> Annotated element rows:
****************

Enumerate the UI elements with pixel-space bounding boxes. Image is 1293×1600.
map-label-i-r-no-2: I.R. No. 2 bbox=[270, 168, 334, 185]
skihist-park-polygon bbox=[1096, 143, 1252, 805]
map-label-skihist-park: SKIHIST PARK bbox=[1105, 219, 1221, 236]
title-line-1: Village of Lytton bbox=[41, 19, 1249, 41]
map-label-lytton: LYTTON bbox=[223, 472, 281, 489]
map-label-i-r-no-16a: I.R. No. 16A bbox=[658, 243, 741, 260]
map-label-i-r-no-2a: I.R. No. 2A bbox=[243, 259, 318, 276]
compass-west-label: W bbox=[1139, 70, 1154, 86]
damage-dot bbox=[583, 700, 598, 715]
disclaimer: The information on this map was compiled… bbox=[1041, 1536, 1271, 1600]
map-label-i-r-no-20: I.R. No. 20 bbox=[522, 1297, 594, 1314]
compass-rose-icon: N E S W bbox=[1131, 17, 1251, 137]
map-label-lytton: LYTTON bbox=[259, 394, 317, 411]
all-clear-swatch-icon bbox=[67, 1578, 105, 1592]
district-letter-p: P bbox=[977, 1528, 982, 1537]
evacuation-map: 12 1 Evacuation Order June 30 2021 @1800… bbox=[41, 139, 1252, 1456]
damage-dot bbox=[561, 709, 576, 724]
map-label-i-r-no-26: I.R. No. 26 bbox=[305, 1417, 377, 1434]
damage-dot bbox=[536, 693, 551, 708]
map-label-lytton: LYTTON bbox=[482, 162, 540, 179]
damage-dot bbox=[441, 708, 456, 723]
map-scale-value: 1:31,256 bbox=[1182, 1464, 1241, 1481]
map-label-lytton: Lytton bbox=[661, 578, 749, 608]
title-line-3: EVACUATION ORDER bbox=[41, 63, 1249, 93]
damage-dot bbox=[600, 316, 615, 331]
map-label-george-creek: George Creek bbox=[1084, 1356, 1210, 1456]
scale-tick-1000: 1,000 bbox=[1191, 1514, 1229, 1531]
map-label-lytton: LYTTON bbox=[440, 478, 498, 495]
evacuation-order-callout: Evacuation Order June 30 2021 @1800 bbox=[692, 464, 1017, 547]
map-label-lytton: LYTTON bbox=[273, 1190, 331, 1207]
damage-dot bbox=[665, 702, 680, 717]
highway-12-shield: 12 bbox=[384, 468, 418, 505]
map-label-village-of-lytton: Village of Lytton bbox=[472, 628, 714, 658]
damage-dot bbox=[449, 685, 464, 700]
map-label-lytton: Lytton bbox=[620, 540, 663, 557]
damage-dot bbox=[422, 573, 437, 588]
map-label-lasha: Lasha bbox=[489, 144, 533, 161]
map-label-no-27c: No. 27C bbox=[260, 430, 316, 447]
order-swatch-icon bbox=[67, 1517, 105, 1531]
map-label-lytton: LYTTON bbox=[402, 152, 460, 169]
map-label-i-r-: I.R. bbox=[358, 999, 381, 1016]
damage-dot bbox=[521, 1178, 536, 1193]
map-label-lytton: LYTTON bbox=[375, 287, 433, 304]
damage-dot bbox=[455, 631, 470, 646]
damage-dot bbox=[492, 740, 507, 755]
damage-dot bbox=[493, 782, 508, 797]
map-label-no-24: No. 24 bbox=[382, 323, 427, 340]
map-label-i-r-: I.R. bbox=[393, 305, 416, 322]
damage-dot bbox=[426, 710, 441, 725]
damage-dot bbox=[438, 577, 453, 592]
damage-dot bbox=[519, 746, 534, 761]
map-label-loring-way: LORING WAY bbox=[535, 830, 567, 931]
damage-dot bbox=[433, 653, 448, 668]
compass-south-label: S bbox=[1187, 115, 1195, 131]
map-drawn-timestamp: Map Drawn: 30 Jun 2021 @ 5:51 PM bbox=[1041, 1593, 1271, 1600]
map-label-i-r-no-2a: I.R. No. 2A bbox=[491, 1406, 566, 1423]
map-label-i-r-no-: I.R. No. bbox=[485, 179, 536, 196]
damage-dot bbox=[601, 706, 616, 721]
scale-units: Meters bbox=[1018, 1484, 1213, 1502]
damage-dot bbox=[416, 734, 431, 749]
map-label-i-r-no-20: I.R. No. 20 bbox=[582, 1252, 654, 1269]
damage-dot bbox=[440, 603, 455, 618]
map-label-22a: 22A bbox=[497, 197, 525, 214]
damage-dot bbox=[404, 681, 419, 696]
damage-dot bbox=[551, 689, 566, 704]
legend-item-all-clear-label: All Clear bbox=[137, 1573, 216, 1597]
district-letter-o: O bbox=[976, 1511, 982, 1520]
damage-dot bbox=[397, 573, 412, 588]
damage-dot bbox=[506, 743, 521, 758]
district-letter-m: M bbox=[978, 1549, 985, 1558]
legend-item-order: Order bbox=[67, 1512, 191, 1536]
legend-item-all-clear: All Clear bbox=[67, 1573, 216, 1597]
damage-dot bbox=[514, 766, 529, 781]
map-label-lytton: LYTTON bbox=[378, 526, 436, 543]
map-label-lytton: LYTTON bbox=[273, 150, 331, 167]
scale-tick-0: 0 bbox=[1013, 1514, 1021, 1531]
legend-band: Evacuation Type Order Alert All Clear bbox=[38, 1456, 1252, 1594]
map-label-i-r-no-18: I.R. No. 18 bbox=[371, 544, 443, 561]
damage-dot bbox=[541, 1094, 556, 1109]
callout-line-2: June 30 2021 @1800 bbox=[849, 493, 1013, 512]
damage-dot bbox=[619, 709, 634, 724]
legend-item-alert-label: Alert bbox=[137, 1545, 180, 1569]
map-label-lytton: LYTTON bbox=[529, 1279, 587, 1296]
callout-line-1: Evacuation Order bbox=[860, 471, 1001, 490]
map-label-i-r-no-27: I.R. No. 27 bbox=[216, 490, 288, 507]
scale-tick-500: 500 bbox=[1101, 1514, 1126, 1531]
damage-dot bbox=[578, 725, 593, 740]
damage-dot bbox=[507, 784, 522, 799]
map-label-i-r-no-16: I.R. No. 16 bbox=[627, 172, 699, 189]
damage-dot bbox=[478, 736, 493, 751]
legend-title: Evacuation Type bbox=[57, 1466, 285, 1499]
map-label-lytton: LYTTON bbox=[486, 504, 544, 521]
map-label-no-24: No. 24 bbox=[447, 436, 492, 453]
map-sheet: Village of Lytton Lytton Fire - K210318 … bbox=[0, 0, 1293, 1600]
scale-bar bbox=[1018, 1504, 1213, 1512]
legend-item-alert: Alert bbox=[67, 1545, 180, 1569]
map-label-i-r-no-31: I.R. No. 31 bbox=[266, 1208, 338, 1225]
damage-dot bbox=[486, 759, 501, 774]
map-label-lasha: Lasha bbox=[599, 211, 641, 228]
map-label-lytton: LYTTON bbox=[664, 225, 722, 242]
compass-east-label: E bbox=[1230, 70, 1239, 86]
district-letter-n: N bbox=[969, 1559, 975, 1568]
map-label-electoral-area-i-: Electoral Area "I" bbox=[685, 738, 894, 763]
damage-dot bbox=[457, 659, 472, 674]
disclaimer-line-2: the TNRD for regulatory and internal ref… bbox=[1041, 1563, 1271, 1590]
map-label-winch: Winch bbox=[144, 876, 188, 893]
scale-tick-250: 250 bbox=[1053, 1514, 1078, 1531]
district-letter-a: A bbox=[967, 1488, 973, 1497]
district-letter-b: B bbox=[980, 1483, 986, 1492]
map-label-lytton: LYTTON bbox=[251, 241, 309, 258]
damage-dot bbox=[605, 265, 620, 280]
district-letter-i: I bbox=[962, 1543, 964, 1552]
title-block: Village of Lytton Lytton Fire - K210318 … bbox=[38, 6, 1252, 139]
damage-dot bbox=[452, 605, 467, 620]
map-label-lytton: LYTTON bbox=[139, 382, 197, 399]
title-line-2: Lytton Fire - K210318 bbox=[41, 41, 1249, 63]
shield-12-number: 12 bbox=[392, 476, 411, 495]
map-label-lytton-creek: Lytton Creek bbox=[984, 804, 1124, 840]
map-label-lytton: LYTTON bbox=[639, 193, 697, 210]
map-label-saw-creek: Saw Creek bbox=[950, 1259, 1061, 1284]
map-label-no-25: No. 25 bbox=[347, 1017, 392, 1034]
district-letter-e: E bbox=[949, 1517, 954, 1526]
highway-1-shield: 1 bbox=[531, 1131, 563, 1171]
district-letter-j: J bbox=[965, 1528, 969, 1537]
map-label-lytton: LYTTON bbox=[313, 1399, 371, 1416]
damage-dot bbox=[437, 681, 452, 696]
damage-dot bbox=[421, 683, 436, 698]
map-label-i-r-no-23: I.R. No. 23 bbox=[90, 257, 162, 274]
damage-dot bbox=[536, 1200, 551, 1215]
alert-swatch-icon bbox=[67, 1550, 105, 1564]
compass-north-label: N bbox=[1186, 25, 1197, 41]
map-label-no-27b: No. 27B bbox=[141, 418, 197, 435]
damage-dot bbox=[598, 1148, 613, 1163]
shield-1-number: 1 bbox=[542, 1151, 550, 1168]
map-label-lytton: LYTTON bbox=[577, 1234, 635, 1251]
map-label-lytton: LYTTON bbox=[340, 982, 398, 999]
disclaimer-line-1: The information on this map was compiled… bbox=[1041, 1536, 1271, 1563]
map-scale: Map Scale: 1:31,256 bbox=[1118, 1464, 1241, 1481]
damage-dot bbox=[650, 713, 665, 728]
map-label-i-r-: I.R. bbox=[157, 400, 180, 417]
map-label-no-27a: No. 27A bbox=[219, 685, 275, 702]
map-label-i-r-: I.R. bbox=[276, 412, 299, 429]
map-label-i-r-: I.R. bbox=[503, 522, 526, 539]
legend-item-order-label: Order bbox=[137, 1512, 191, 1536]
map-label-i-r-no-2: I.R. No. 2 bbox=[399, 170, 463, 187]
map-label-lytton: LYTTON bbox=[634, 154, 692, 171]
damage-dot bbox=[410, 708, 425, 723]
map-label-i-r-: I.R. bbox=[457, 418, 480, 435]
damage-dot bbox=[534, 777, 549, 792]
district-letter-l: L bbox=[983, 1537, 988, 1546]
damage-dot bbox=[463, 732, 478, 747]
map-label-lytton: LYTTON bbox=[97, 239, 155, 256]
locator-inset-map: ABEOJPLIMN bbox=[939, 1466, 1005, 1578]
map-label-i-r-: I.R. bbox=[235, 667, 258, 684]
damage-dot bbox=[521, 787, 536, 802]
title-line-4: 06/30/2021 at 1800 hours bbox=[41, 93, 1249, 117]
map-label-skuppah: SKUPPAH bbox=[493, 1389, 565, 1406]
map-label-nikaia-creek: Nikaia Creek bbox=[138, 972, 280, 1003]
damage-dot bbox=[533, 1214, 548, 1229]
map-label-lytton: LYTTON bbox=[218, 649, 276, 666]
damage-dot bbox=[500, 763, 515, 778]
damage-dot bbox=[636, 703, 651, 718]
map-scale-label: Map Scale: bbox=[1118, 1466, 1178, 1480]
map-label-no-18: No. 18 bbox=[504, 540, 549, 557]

****************

> TASK TO CARRY OUT: Reproduce verbatim the lines from the start of the rows through the line containing "map-label-skihist-park: SKIHIST PARK", including both ends.

> SOLVED PROBLEM:
Enumerate the UI elements with pixel-space bounding boxes. Image is 1293×1600.
map-label-i-r-no-2: I.R. No. 2 bbox=[270, 168, 334, 185]
skihist-park-polygon bbox=[1096, 143, 1252, 805]
map-label-skihist-park: SKIHIST PARK bbox=[1105, 219, 1221, 236]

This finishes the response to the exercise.